● **Questions**
[a] Decide whether each statement agrees with the post-mortem tissue text, answering yes or no and quoting the deciding words: (i) the John Templeton Foundation grant covers three years; (ii) the collaborating IU faculty bring expertise in chemistry; (iii) the research is led by the director of the McGowan Institute.
[b] Please quote everything in the post-mortem tissue text from "Regenerative medicine, a" down to "survive after death.".

● **Text shown**
»»

Why do certain cells seek survival as the body dies? What guides this process?
Investigators from the McGowan Institute for Regenerative Medicine at the University of Pittsburgh are exploring what happens to cells in the onset of human death and why certain tissues seek survival, even as the body dies. Faculty from the IU College of Arts + Sciences, with expertise in philosophy and bioethics, are collaborating with McGowan investigators, to study the biophysical, ethical and philosophical questions that will direct their efforts in discovery.
Regenerative medicine, a promising new field of medicine that explores reprogramming or regenerating human cells and tissues, is a fitting approach to pursue post-mortem tissue conatus research–or research after human death. Combined with tissue engineering research, investigators are exploring how to improve or restore damaged tissues and other parts of the body, and their capacity to survive after death.
In 2021, McGowan received a 3-year grant from the John Templeton Foundation on the topic of human post-mortem tissue conatus. Led by Chandan K. Sen, PhD, director of the McGowan Institute for Regenerative Medicine, research findings could help inform future biomedical research that recognizes death as a biological variable as well as a pathway to future clinical care that supports enhanced tissue survival, that may have implications for transplant recipients, forensic science and other clinical areas.

««

● **Records shown**

»»

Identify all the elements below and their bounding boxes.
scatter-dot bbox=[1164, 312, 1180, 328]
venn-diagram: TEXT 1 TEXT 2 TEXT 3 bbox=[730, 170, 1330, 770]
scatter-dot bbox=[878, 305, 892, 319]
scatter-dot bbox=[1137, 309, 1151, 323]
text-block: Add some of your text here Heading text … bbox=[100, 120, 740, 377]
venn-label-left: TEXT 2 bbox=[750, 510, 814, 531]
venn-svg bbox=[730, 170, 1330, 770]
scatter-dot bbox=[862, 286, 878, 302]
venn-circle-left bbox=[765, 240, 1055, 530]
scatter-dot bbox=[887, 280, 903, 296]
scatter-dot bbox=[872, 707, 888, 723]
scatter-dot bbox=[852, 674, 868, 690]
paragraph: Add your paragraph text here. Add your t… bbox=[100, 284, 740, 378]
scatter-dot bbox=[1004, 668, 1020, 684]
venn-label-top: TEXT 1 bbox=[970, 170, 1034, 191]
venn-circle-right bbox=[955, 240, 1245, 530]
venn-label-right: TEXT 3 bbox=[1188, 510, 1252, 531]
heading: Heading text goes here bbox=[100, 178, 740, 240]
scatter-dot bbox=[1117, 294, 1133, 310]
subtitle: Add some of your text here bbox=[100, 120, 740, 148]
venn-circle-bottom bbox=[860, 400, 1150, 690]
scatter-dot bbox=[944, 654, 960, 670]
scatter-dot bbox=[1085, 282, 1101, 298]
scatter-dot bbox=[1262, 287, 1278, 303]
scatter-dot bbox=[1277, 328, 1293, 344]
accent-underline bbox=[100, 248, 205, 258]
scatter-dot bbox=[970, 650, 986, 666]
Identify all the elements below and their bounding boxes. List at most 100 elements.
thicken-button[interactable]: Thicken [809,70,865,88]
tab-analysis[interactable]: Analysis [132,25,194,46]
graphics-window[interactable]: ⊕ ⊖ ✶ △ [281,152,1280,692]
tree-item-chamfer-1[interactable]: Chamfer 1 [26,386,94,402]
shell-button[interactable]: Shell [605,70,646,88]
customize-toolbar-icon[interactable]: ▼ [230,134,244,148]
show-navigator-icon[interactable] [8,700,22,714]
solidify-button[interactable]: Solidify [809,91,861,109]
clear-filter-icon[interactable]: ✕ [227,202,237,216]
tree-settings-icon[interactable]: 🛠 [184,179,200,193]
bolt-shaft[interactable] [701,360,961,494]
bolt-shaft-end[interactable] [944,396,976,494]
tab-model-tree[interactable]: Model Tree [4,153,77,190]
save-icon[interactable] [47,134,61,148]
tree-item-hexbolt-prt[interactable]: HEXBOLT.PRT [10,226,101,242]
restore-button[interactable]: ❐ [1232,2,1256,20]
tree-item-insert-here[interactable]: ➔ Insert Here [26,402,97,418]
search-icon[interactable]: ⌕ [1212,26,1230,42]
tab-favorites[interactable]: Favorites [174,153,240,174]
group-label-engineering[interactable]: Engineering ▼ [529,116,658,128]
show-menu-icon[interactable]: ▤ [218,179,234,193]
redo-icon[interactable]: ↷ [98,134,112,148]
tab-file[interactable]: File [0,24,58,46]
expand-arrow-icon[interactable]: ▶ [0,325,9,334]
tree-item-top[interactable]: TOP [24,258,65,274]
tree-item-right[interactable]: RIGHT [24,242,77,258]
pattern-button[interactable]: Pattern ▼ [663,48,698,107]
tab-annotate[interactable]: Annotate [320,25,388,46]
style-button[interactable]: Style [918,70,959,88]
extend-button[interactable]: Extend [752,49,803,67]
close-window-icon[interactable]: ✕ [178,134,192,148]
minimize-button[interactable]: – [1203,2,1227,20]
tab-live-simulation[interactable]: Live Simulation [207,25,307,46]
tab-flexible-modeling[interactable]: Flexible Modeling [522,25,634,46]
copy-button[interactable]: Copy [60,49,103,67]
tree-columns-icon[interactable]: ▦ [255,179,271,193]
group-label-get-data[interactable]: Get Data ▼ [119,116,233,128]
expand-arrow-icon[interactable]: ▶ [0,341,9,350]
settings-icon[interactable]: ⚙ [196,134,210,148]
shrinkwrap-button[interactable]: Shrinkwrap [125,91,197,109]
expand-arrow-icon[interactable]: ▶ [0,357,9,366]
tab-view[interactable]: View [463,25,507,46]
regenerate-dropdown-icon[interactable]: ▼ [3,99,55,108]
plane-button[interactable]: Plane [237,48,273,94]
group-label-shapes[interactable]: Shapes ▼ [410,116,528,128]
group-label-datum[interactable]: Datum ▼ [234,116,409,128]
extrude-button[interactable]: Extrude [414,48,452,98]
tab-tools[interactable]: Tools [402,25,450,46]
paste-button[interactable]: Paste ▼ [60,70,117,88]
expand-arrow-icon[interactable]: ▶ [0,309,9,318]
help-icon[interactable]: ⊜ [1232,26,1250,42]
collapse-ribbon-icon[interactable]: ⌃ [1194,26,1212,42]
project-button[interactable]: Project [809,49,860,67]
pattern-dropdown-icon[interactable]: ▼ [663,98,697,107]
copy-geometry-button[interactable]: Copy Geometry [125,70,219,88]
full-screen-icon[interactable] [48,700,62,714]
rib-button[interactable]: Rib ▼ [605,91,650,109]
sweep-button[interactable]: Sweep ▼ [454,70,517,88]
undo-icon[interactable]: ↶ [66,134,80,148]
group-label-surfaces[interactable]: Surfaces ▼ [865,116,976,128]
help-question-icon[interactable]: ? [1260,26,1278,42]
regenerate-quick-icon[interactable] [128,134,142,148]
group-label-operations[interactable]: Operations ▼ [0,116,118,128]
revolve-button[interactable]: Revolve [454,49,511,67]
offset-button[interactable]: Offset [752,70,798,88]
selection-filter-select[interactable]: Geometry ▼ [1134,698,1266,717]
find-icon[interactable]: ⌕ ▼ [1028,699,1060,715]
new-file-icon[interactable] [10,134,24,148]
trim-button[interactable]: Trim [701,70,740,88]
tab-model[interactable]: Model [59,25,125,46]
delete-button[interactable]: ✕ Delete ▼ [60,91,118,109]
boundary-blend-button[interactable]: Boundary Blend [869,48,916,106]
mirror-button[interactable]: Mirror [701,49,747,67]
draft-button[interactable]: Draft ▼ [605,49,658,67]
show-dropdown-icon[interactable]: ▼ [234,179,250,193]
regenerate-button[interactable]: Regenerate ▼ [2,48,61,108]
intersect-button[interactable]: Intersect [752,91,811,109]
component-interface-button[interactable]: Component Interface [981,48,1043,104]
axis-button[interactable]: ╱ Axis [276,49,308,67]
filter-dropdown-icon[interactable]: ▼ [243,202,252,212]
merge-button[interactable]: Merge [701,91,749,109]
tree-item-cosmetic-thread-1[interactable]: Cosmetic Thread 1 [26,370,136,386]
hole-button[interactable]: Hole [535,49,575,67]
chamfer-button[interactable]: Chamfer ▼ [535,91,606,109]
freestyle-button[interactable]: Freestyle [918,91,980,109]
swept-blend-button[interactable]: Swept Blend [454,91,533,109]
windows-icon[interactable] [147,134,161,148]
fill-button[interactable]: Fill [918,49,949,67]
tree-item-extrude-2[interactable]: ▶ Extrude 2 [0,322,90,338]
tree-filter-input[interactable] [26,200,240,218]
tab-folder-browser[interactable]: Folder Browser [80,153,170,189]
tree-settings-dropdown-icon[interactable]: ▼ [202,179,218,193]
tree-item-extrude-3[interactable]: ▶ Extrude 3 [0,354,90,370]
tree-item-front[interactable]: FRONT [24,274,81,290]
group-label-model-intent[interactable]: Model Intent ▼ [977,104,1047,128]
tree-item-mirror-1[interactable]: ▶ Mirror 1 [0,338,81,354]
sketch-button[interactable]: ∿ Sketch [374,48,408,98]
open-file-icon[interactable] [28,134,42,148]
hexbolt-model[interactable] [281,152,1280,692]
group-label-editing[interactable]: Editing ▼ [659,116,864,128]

««

● **Solutions in order**
[a]
(i) Yes: "In 2021, McGowan received a 3-year grant from the John Templeton Foundation"
(ii) No: "with expertise in philosophy and bioethics"
(iii) Yes: "Led by Chandan K. Sen, PhD, director of the McGowan Institute for Regenerative Medicine"

[b]
Regenerative medicine, a promising new field of medicine that explores reprogramming or regenerating human cells and tissues, is a fitting approach to pursue post-mortem tissue conatus research–or research after human death. Combined with tissue engineering research, investigators are exploring how to improve or restore damaged tissues and other parts of the body, and their capacity to survive after death.